>> begin GIVEN RECORDS
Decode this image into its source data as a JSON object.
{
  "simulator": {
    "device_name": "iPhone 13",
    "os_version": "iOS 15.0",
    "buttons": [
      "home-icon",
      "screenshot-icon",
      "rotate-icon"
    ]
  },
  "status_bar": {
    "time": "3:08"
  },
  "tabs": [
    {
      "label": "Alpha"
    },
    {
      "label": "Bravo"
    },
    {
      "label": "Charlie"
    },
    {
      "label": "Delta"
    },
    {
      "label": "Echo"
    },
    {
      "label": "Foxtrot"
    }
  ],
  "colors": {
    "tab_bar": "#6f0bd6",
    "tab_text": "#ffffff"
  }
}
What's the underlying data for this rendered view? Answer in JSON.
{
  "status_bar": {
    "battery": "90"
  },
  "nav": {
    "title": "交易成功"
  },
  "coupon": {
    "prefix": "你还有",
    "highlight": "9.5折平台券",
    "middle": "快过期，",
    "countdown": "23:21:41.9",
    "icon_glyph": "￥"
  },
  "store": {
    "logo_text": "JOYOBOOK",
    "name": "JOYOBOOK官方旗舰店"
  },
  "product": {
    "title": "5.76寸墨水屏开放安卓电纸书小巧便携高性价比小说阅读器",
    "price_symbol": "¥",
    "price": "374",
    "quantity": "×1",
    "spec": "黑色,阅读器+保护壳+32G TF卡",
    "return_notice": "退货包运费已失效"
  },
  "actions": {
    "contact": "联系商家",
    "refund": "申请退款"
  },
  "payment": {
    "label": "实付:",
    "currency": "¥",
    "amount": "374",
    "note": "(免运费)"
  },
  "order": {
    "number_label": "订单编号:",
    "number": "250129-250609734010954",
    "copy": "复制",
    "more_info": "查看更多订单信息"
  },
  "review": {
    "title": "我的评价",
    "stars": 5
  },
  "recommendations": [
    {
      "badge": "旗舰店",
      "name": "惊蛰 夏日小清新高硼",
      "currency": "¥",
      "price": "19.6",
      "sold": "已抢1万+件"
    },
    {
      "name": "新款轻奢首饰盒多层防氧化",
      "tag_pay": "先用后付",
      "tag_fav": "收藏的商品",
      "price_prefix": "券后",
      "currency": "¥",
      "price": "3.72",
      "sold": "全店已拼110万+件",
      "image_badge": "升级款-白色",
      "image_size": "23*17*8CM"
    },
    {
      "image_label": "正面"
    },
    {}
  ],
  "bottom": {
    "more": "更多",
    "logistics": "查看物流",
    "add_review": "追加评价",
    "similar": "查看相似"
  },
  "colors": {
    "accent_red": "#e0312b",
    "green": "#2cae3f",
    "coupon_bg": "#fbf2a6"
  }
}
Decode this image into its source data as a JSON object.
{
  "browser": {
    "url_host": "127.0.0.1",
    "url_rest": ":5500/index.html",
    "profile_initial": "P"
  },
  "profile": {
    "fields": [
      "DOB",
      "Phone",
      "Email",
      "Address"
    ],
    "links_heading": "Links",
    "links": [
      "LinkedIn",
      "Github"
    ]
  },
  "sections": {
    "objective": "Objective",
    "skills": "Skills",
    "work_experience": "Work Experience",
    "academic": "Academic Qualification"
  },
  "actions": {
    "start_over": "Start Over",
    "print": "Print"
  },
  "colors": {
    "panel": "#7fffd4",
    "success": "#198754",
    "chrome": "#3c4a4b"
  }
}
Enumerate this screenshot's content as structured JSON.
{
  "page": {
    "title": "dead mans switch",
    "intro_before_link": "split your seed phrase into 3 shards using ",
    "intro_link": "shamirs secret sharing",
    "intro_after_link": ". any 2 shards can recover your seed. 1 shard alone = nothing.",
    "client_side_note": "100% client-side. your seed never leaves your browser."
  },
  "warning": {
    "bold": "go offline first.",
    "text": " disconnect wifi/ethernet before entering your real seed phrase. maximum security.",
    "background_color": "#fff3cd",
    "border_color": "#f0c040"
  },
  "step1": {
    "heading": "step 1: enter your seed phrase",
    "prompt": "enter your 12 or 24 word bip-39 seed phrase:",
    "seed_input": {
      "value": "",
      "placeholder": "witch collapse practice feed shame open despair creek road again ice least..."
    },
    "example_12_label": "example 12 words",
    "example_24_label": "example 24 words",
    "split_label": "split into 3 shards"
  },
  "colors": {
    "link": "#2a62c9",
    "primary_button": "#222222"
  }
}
>> end GIVEN RECORDS
→ TASK OBJECTIVE: Return every line of the preceding records in which the word "phrase" appears.

→ IN RESPONSE:
    "intro_before_link": "split your seed phrase into 3 shards using ",
    "text": " disconnect wifi/ethernet before entering your real seed phrase. maximum security.",
    "heading": "step 1: enter your seed phrase",
    "prompt": "enter your 12 or 24 word bip-39 seed phrase:",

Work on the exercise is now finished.